The records |
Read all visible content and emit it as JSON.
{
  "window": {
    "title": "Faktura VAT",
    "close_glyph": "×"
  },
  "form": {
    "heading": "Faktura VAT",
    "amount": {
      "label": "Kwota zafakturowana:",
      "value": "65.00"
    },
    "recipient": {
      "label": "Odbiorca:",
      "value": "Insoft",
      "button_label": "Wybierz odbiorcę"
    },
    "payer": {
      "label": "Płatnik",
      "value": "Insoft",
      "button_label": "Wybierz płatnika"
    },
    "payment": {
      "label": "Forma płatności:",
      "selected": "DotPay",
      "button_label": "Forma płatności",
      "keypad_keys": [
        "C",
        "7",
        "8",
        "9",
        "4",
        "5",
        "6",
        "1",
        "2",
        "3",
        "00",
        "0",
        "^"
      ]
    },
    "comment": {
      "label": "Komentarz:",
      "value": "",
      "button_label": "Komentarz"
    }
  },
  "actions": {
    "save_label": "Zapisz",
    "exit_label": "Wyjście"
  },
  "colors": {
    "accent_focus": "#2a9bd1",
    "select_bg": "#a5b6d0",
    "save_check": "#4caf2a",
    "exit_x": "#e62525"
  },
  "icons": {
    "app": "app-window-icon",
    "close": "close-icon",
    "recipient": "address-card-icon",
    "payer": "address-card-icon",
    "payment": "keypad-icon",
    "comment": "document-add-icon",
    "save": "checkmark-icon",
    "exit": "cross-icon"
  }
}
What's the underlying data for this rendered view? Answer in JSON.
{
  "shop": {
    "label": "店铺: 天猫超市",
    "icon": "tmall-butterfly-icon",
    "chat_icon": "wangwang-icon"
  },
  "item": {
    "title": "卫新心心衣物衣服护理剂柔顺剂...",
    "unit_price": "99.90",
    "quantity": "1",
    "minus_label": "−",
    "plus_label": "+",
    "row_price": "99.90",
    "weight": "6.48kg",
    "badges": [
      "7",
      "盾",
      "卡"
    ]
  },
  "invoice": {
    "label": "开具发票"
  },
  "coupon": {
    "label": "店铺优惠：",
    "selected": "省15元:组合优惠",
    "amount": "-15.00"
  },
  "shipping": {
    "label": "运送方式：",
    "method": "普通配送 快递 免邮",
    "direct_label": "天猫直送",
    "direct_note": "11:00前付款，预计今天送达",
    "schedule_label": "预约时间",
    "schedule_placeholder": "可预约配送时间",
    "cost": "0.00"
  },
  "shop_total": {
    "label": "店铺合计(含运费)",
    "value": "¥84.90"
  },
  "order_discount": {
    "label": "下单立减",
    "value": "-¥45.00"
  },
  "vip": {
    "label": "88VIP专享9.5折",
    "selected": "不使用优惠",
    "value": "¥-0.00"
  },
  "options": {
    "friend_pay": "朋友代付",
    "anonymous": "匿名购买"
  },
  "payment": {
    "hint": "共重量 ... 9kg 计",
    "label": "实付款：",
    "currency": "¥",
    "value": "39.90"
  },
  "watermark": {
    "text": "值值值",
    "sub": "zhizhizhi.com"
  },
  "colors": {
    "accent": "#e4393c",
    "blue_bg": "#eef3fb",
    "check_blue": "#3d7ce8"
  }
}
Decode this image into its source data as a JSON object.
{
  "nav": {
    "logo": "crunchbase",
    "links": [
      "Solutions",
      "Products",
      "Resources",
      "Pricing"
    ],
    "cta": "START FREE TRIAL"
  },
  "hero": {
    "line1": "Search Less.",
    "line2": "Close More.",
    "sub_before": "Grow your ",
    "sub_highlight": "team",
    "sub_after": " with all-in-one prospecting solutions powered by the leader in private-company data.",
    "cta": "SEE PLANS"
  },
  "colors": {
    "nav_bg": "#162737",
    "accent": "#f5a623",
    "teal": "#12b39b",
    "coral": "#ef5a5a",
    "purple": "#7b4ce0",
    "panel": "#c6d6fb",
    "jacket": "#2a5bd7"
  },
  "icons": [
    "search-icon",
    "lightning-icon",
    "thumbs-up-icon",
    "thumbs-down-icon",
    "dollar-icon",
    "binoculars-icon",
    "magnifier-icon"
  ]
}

Goal | Repeat the entries above exactly, leaving nothing out.

Task output |
Read all visible content and emit it as JSON.
{
  "window": {
    "title": "Faktura VAT",
    "close_glyph": "×"
  },
  "form": {
    "heading": "Faktura VAT",
    "amount": {
      "label": "Kwota zafakturowana:",
      "value": "65.00"
    },
    "recipient": {
      "label": "Odbiorca:",
      "value": "Insoft",
      "button_label": "Wybierz odbiorcę"
    },
    "payer": {
      "label": "Płatnik",
      "value": "Insoft",
      "button_label": "Wybierz płatnika"
    },
    "payment": {
      "label": "Forma płatności:",
      "selected": "DotPay",
      "button_label": "Forma płatności",
      "keypad_keys": [
        "C",
        "7",
        "8",
        "9",
        "4",
        "5",
        "6",
        "1",
        "2",
        "3",
        "00",
        "0",
        "^"
      ]
    },
    "comment": {
      "label": "Komentarz:",
      "value": "",
      "button_label": "Komentarz"
    }
  },
  "actions": {
    "save_label": "Zapisz",
    "exit_label": "Wyjście"
  },
  "colors": {
    "accent_focus": "#2a9bd1",
    "select_bg": "#a5b6d0",
    "save_check": "#4caf2a",
    "exit_x": "#e62525"
  },
  "icons": {
    "app": "app-window-icon",
    "close": "close-icon",
    "recipient": "address-card-icon",
    "payer": "address-card-icon",
    "payment": "keypad-icon",
    "comment": "document-add-icon",
    "save": "checkmark-icon",
    "exit": "cross-icon"
  }
}
What's the underlying data for this rendered view? Answer in JSON.
{
  "shop": {
    "label": "店铺: 天猫超市",
    "icon": "tmall-butterfly-icon",
    "chat_icon": "wangwang-icon"
  },
  "item": {
    "title": "卫新心心衣物衣服护理剂柔顺剂...",
    "unit_price": "99.90",
    "quantity": "1",
    "minus_label": "−",
    "plus_label": "+",
    "row_price": "99.90",
    "weight": "6.48kg",
    "badges": [
      "7",
      "盾",
      "卡"
    ]
  },
  "invoice": {
    "label": "开具发票"
  },
  "coupon": {
    "label": "店铺优惠：",
    "selected": "省15元:组合优惠",
    "amount": "-15.00"
  },
  "shipping": {
    "label": "运送方式：",
    "method": "普通配送 快递 免邮",
    "direct_label": "天猫直送",
    "direct_note": "11:00前付款，预计今天送达",
    "schedule_label": "预约时间",
    "schedule_placeholder": "可预约配送时间",
    "cost": "0.00"
  },
  "shop_total": {
    "label": "店铺合计(含运费)",
    "value": "¥84.90"
  },
  "order_discount": {
    "label": "下单立减",
    "value": "-¥45.00"
  },
  "vip": {
    "label": "88VIP专享9.5折",
    "selected": "不使用优惠",
    "value": "¥-0.00"
  },
  "options": {
    "friend_pay": "朋友代付",
    "anonymous": "匿名购买"
  },
  "payment": {
    "hint": "共重量 ... 9kg 计",
    "label": "实付款：",
    "currency": "¥",
    "value": "39.90"
  },
  "watermark": {
    "text": "值值值",
    "sub": "zhizhizhi.com"
  },
  "colors": {
    "accent": "#e4393c",
    "blue_bg": "#eef3fb",
    "check_blue": "#3d7ce8"
  }
}
Decode this image into its source data as a JSON object.
{
  "nav": {
    "logo": "crunchbase",
    "links": [
      "Solutions",
      "Products",
      "Resources",
      "Pricing"
    ],
    "cta": "START FREE TRIAL"
  },
  "hero": {
    "line1": "Search Less.",
    "line2": "Close More.",
    "sub_before": "Grow your ",
    "sub_highlight": "team",
    "sub_after": " with all-in-one prospecting solutions powered by the leader in private-company data.",
    "cta": "SEE PLANS"
  },
  "colors": {
    "nav_bg": "#162737",
    "accent": "#f5a623",
    "teal": "#12b39b",
    "coral": "#ef5a5a",
    "purple": "#7b4ce0",
    "panel": "#c6d6fb",
    "jacket": "#2a5bd7"
  },
  "icons": [
    "search-icon",
    "lightning-icon",
    "thumbs-up-icon",
    "thumbs-down-icon",
    "dollar-icon",
    "binoculars-icon",
    "magnifier-icon"
  ]
}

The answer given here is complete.